SET EXERCISE =
Give every line of the records below as a Markdown table with the columns "Row" and "Record line", numbering the rows and skipping blank lines. Leave the pictures out of the table.

━━━━━ SOURCE DATA ━━━━━

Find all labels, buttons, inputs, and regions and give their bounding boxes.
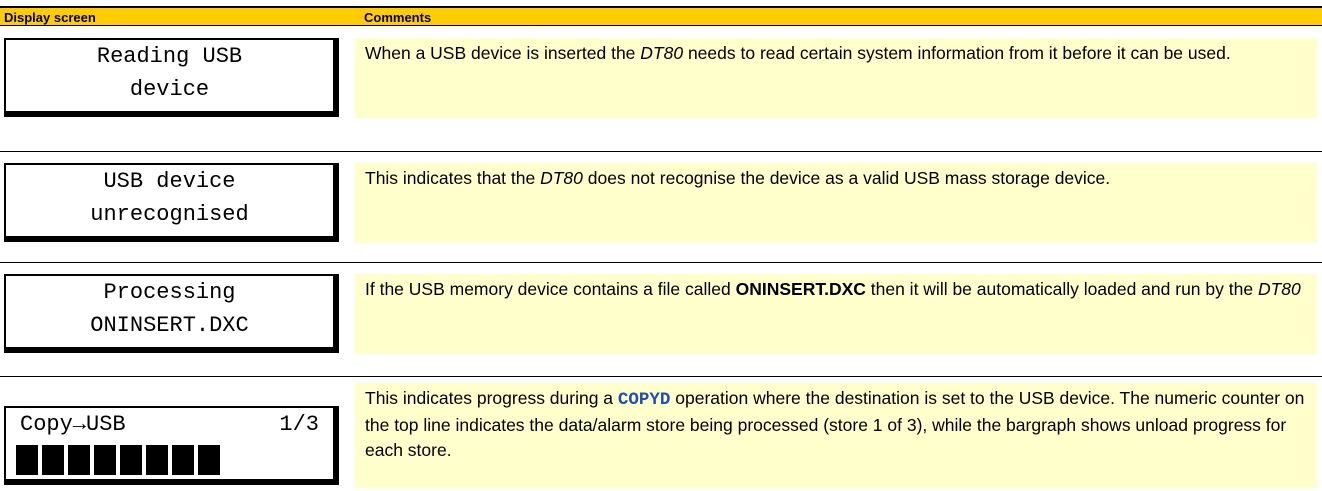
lcd-processing-oninsert: Processing ONINSERT.DXC [4, 274, 339, 353]
bargraph-segment [198, 445, 220, 475]
comment-processing-oninsert: If the USB memory device contains a file… [355, 274, 1317, 354]
lcd-copy-progress: Copy→USB 1/3 [4, 406, 339, 485]
lcd-line-1: Processing [103, 280, 236, 305]
bargraph-segment [120, 445, 142, 475]
comment-text: does not recognise the device as a valid… [582, 168, 1111, 188]
comment-usb-unrecognised: This indicates that the DT80 does not re… [355, 163, 1317, 243]
lcd-line-2: device [129, 77, 210, 102]
comment-text: then it will be automatically loaded and… [865, 279, 1258, 299]
bargraph-segment [42, 445, 64, 475]
command-term: COPYD [617, 390, 671, 410]
comment-copy-progress: This indicates progress during a COPYD o… [355, 383, 1317, 488]
comment-text: needs to read certain system information… [683, 43, 1231, 63]
comment-text: When a USB device is inserted the [365, 43, 641, 63]
lcd-usb-unrecognised: USB device unrecognised [4, 163, 339, 242]
header-comments: Comments [364, 10, 432, 25]
row-divider [0, 262, 1322, 263]
lcd-line-2: ONINSERT.DXC [90, 313, 249, 338]
lcd-line-1: USB device [103, 169, 236, 194]
comment-reading-usb: When a USB device is inserted the DT80 n… [355, 38, 1317, 118]
lcd-copy-label: Copy→USB [20, 412, 126, 437]
filename-term: ONINSERT.DXC [735, 279, 866, 299]
comment-text: If the USB memory device contains a file… [365, 279, 736, 299]
bargraph-segment [16, 445, 38, 475]
lcd-line-1: Reading USB [96, 44, 243, 69]
comment-text: This indicates that the [365, 168, 541, 188]
lcd-store-counter: 1/3 [279, 412, 319, 437]
dt80-term: DT80 [1257, 279, 1301, 299]
comment-text: This indicates progress during a [365, 388, 618, 408]
bargraph-segment [172, 445, 194, 475]
header-display-screen: Display screen [4, 10, 96, 25]
lcd-bargraph [16, 445, 220, 475]
bargraph-segment [146, 445, 168, 475]
dt80-term: DT80 [640, 43, 684, 63]
row-divider [0, 376, 1322, 377]
dt80-term: DT80 [540, 168, 583, 188]
row-divider [0, 151, 1322, 152]
bargraph-segment [94, 445, 116, 475]
bargraph-segment [68, 445, 90, 475]
table-header: Display screen Comments [0, 6, 1322, 26]
lcd-line-2: unrecognised [90, 202, 249, 227]
lcd-reading-usb: Reading USB device [4, 38, 339, 117]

━━━━━

FULL SOLUTION =
| Row | Record line |
|---|---|
| 1 | Find all labels, buttons, inputs, and regions and give their bounding boxes. |
| 2 | lcd-processing-oninsert: Processing ONINSERT.DXC [4, 274, 339, 353] |
| 3 | bargraph-segment [198, 445, 220, 475] |
| 4 | comment-processing-oninsert: If the USB memory device contains a file… [355, 274, 1317, 354] |
| 5 | lcd-copy-progress: Copy→USB 1/3 [4, 406, 339, 485] |
| 6 | lcd-line-1: Processing [103, 280, 236, 305] |
| 7 | bargraph-segment [120, 445, 142, 475] |
| 8 | comment-text: does not recognise the device as a valid… [582, 168, 1111, 188] |
| 9 | comment-usb-unrecognised: This indicates that the DT80 does not re… [355, 163, 1317, 243] |
| 10 | lcd-line-2: device [129, 77, 210, 102] |
| 11 | comment-text: then it will be automatically loaded and… [865, 279, 1258, 299] |
| 12 | bargraph-segment [42, 445, 64, 475] |
| 13 | command-term: COPYD [617, 390, 671, 410] |
| 14 | comment-copy-progress: This indicates progress during a COPYD o… [355, 383, 1317, 488] |
| 15 | comment-text: needs to read certain system information… [683, 43, 1231, 63] |
| 16 | comment-text: When a USB device is inserted the [365, 43, 641, 63] |
| 17 | lcd-usb-unrecognised: USB device unrecognised [4, 163, 339, 242] |
| 18 | header-comments: Comments [364, 10, 432, 25] |
| 19 | row-divider [0, 262, 1322, 263] |
| 20 | lcd-line-2: ONINSERT.DXC [90, 313, 249, 338] |
| 21 | lcd-line-1: USB device [103, 169, 236, 194] |
| 22 | comment-reading-usb: When a USB device is inserted the DT80 n… [355, 38, 1317, 118] |
| 23 | lcd-copy-label: Copy→USB [20, 412, 126, 437] |
| 24 | filename-term: ONINSERT.DXC [735, 279, 866, 299] |
| 25 | comment-text: If the USB memory device contains a file… [365, 279, 736, 299] |
| 26 | bargraph-segment [16, 445, 38, 475] |
| 27 | lcd-line-1: Reading USB [96, 44, 243, 69] |
| 28 | comment-text: This indicates that the [365, 168, 541, 188] |
| 29 | lcd-store-counter: 1/3 [279, 412, 319, 437] |
| 30 | dt80-term: DT80 [1257, 279, 1301, 299] |
| 31 | comment-text: This indicates progress during a [365, 388, 618, 408] |
| 32 | bargraph-segment [172, 445, 194, 475] |
| 33 | header-display-screen: Display screen [4, 10, 96, 25] |
| 34 | lcd-bargraph [16, 445, 220, 475] |
| 35 | bargraph-segment [146, 445, 168, 475] |
| 36 | dt80-term: DT80 [640, 43, 684, 63] |
| 37 | row-divider [0, 376, 1322, 377] |
| 38 | dt80-term: DT80 [540, 168, 583, 188] |
| 39 | row-divider [0, 151, 1322, 152] |
| 40 | bargraph-segment [94, 445, 116, 475] |
| 41 | bargraph-segment [68, 445, 90, 475] |
| 42 | table-header: Display screen Comments [0, 6, 1322, 26] |
| 43 | lcd-line-2: unrecognised [90, 202, 249, 227] |
| 44 | lcd-reading-usb: Reading USB device [4, 38, 339, 117] |